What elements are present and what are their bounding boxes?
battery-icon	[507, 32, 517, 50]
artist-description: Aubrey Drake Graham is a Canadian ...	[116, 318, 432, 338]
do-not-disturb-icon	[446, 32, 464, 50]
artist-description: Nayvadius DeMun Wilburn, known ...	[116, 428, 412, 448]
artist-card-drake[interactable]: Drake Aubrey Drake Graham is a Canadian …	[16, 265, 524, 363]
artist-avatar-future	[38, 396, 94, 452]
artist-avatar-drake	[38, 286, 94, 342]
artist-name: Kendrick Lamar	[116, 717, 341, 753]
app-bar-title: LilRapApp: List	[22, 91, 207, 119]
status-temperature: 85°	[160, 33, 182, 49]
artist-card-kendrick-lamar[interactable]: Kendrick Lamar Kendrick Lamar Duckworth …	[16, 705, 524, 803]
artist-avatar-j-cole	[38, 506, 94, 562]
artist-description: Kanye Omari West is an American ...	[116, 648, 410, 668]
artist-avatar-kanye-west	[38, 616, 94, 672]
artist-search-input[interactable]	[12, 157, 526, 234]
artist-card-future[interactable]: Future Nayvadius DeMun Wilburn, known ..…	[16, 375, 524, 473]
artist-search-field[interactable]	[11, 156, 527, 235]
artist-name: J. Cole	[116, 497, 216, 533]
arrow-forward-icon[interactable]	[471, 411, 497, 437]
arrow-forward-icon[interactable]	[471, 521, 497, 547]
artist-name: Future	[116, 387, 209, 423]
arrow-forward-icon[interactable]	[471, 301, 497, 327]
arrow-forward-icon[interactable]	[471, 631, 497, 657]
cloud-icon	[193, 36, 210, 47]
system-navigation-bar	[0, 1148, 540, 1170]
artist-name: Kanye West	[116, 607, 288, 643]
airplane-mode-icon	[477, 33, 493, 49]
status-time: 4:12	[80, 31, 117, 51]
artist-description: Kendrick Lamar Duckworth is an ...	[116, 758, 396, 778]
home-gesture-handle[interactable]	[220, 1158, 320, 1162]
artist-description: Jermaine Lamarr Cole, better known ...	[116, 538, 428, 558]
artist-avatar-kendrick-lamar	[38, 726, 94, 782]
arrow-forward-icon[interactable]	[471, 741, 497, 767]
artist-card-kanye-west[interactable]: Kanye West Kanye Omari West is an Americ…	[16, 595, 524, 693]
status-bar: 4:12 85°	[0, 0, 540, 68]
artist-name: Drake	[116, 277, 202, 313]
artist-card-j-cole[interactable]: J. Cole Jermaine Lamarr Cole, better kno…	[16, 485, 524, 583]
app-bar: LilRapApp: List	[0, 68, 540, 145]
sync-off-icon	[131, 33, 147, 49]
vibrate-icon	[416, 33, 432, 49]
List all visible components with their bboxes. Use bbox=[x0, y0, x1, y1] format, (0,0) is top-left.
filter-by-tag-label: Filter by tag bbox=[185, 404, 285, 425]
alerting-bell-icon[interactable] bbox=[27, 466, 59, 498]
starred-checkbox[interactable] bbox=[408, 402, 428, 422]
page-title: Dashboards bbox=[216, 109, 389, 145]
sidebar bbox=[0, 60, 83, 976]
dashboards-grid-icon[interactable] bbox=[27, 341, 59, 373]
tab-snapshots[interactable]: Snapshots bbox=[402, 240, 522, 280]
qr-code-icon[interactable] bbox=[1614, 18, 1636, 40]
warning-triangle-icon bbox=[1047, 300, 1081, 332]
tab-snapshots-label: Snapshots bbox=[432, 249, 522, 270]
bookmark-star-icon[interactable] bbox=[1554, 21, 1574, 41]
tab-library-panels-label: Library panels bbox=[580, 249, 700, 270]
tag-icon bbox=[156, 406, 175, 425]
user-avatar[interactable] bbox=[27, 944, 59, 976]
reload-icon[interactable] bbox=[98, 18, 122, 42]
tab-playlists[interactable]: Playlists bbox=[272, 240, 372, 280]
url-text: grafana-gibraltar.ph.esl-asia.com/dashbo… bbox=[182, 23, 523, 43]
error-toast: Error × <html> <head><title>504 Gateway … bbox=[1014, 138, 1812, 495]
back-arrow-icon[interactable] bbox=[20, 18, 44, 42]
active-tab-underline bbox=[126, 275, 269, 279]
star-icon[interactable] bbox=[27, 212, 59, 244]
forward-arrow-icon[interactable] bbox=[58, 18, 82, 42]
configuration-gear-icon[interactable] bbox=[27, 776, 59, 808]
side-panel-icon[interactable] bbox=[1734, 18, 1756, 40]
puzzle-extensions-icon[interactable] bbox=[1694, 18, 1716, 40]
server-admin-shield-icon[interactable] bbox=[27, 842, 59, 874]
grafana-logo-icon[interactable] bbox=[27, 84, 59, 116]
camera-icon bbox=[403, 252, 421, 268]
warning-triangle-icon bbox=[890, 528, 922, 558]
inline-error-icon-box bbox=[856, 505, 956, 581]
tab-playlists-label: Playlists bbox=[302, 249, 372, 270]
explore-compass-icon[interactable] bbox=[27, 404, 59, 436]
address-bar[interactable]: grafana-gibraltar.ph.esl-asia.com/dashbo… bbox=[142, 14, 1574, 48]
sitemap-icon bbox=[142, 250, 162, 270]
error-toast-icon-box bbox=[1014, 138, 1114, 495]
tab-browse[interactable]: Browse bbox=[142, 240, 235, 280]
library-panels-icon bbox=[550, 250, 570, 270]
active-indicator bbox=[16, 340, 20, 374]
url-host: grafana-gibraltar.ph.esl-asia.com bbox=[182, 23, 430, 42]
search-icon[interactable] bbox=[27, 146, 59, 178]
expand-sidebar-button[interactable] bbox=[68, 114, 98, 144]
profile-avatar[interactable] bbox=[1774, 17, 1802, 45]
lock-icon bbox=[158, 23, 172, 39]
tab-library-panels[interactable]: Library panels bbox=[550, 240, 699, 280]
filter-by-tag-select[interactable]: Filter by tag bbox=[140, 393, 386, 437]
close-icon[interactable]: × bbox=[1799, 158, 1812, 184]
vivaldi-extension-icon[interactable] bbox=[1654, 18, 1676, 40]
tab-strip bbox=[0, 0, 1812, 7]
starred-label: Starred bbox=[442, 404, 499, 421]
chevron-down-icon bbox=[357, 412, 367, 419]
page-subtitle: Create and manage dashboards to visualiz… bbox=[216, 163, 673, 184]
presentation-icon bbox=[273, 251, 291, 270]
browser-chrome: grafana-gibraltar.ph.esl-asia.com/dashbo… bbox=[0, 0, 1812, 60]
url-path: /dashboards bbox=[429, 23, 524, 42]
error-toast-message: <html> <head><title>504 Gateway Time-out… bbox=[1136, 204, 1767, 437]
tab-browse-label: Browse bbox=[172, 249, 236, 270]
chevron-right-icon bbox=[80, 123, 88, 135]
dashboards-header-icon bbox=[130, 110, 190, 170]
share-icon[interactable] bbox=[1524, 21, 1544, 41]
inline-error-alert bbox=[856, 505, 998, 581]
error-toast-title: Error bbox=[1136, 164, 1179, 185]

#### Objetivo do exercício:
Reescreva todas as linhas do material acima como uma tabela Markdown com as colunas "N.º" e "Linha", numerando cada linha e omitindo as que estiverem em branco.

#### Resposta do exercício:
| N.º | Linha |
|---|---|
| 1 | What elements are present and what are their bounding boxes? |
| 2 | battery-icon	[507, 32, 517, 50] |
| 3 | artist-description: Aubrey Drake Graham is a Canadian ...	[116, 318, 432, 338] |
| 4 | do-not-disturb-icon	[446, 32, 464, 50] |
| 5 | artist-description: Nayvadius DeMun Wilburn, known ...	[116, 428, 412, 448] |
| 6 | artist-card-drake[interactable]: Drake Aubrey Drake Graham is a Canadian …	[16, 265, 524, 363] |
| 7 | artist-avatar-future	[38, 396, 94, 452] |
| 8 | artist-avatar-drake	[38, 286, 94, 342] |
| 9 | artist-name: Kendrick Lamar	[116, 717, 341, 753] |
| 10 | app-bar-title: LilRapApp: List	[22, 91, 207, 119] |
| 11 | status-temperature: 85°	[160, 33, 182, 49] |
| 12 | artist-card-kendrick-lamar[interactable]: Kendrick Lamar Kendrick Lamar Duckworth …	[16, 705, 524, 803] |
| 13 | artist-avatar-j-cole	[38, 506, 94, 562] |
| 14 | artist-description: Kanye Omari West is an American ...	[116, 648, 410, 668] |
| 15 | artist-avatar-kanye-west	[38, 616, 94, 672] |
| 16 | artist-search-input[interactable]	[12, 157, 526, 234] |
| 17 | artist-card-future[interactable]: Future Nayvadius DeMun Wilburn, known ..…	[16, 375, 524, 473] |
| 18 | artist-search-field[interactable]	[11, 156, 527, 235] |
| 19 | artist-name: J. Cole	[116, 497, 216, 533] |
| 20 | arrow-forward-icon[interactable]	[471, 411, 497, 437] |
| 21 | arrow-forward-icon[interactable]	[471, 521, 497, 547] |
| 22 | artist-name: Future	[116, 387, 209, 423] |
| 23 | arrow-forward-icon[interactable]	[471, 301, 497, 327] |
| 24 | arrow-forward-icon[interactable]	[471, 631, 497, 657] |
| 25 | cloud-icon	[193, 36, 210, 47] |
| 26 | system-navigation-bar	[0, 1148, 540, 1170] |
| 27 | artist-name: Kanye West	[116, 607, 288, 643] |
| 28 | airplane-mode-icon	[477, 33, 493, 49] |
| 29 | status-time: 4:12	[80, 31, 117, 51] |
| 30 | artist-description: Kendrick Lamar Duckworth is an ...	[116, 758, 396, 778] |
| 31 | home-gesture-handle[interactable]	[220, 1158, 320, 1162] |
| 32 | artist-description: Jermaine Lamarr Cole, better known ...	[116, 538, 428, 558] |
| 33 | artist-avatar-kendrick-lamar	[38, 726, 94, 782] |
| 34 | arrow-forward-icon[interactable]	[471, 741, 497, 767] |
| 35 | artist-card-kanye-west[interactable]: Kanye West Kanye Omari West is an Americ…	[16, 595, 524, 693] |
| 36 | status-bar: 4:12 85°	[0, 0, 540, 68] |
| 37 | artist-name: Drake	[116, 277, 202, 313] |
| 38 | artist-card-j-cole[interactable]: J. Cole Jermaine Lamarr Cole, better kno…	[16, 485, 524, 583] |
| 39 | app-bar: LilRapApp: List	[0, 68, 540, 145] |
| 40 | sync-off-icon	[131, 33, 147, 49] |
| 41 | vibrate-icon	[416, 33, 432, 49] |
| 42 | List all visible components with their bboxes. Use bbox=[x0, y0, x1, y1] format, (0,0) is top-left. |
| 43 | filter-by-tag-label: Filter by tag bbox=[185, 404, 285, 425] |
| 44 | alerting-bell-icon[interactable] bbox=[27, 466, 59, 498] |
| 45 | starred-checkbox[interactable] bbox=[408, 402, 428, 422] |
| 46 | page-title: Dashboards bbox=[216, 109, 389, 145] |
| 47 | sidebar bbox=[0, 60, 83, 976] |
| 48 | dashboards-grid-icon[interactable] bbox=[27, 341, 59, 373] |
| 49 | tab-snapshots[interactable]: Snapshots bbox=[402, 240, 522, 280] |
| 50 | qr-code-icon[interactable] bbox=[1614, 18, 1636, 40] |
| 51 | warning-triangle-icon bbox=[1047, 300, 1081, 332] |
| 52 | tab-snapshots-label: Snapshots bbox=[432, 249, 522, 270] |
| 53 | bookmark-star-icon[interactable] bbox=[1554, 21, 1574, 41] |
| 54 | tab-library-panels-label: Library panels bbox=[580, 249, 700, 270] |
| 55 | tag-icon bbox=[156, 406, 175, 425] |
| 56 | user-avatar[interactable] bbox=[27, 944, 59, 976] |
| 57 | reload-icon[interactable] bbox=[98, 18, 122, 42] |
| 58 | tab-playlists[interactable]: Playlists bbox=[272, 240, 372, 280] |
| 59 | url-text: grafana-gibraltar.ph.esl-asia.com/dashbo… bbox=[182, 23, 523, 43] |
| 60 | error-toast: Error × <html> <head><title>504 Gateway … bbox=[1014, 138, 1812, 495] |
| 61 | back-arrow-icon[interactable] bbox=[20, 18, 44, 42] |
| 62 | active-tab-underline bbox=[126, 275, 269, 279] |
| 63 | star-icon[interactable] bbox=[27, 212, 59, 244] |
| 64 | forward-arrow-icon[interactable] bbox=[58, 18, 82, 42] |
| 65 | configuration-gear-icon[interactable] bbox=[27, 776, 59, 808] |
| 66 | side-panel-icon[interactable] bbox=[1734, 18, 1756, 40] |
| 67 | puzzle-extensions-icon[interactable] bbox=[1694, 18, 1716, 40] |
| 68 | server-admin-shield-icon[interactable] bbox=[27, 842, 59, 874] |
| 69 | grafana-logo-icon[interactable] bbox=[27, 84, 59, 116] |
| 70 | camera-icon bbox=[403, 252, 421, 268] |
| 71 | warning-triangle-icon bbox=[890, 528, 922, 558] |
| 72 | inline-error-icon-box bbox=[856, 505, 956, 581] |
| 73 | tab-playlists-label: Playlists bbox=[302, 249, 372, 270] |
| 74 | explore-compass-icon[interactable] bbox=[27, 404, 59, 436] |
| 75 | address-bar[interactable]: grafana-gibraltar.ph.esl-asia.com/dashbo… bbox=[142, 14, 1574, 48] |
| 76 | sitemap-icon bbox=[142, 250, 162, 270] |
| 77 | error-toast-icon-box bbox=[1014, 138, 1114, 495] |
| 78 | tab-browse[interactable]: Browse bbox=[142, 240, 235, 280] |
| 79 | library-panels-icon bbox=[550, 250, 570, 270] |
| 80 | active-indicator bbox=[16, 340, 20, 374] |
| 81 | url-host: grafana-gibraltar.ph.esl-asia.com bbox=[182, 23, 430, 42] |
| 82 | search-icon[interactable] bbox=[27, 146, 59, 178] |
| 83 | expand-sidebar-button[interactable] bbox=[68, 114, 98, 144] |
| 84 | profile-avatar[interactable] bbox=[1774, 17, 1802, 45] |
| 85 | lock-icon bbox=[158, 23, 172, 39] |
| 86 | tab-library-panels[interactable]: Library panels bbox=[550, 240, 699, 280] |
| 87 | filter-by-tag-select[interactable]: Filter by tag bbox=[140, 393, 386, 437] |
| 88 | close-icon[interactable]: × bbox=[1799, 158, 1812, 184] |
| 89 | vivaldi-extension-icon[interactable] bbox=[1654, 18, 1676, 40] |
| 90 | tab-strip bbox=[0, 0, 1812, 7] |
| 91 | starred-label: Starred bbox=[442, 404, 499, 421] |
| 92 | chevron-down-icon bbox=[357, 412, 367, 419] |
| 93 | page-subtitle: Create and manage dashboards to visualiz… bbox=[216, 163, 673, 184] |
| 94 | presentation-icon bbox=[273, 251, 291, 270] |
| 95 | browser-chrome: grafana-gibraltar.ph.esl-asia.com/dashbo… bbox=[0, 0, 1812, 60] |
| 96 | url-path: /dashboards bbox=[429, 23, 524, 42] |
| 97 | error-toast-message: <html> <head><title>504 Gateway Time-out… bbox=[1136, 204, 1767, 437] |
| 98 | tab-browse-label: Browse bbox=[172, 249, 236, 270] |
| 99 | chevron-right-icon bbox=[80, 123, 88, 135] |
| 100 | dashboards-header-icon bbox=[130, 110, 190, 170] |
| 101 | share-icon[interactable] bbox=[1524, 21, 1544, 41] |
| 102 | inline-error-alert bbox=[856, 505, 998, 581] |
| 103 | error-toast-title: Error bbox=[1136, 164, 1179, 185] |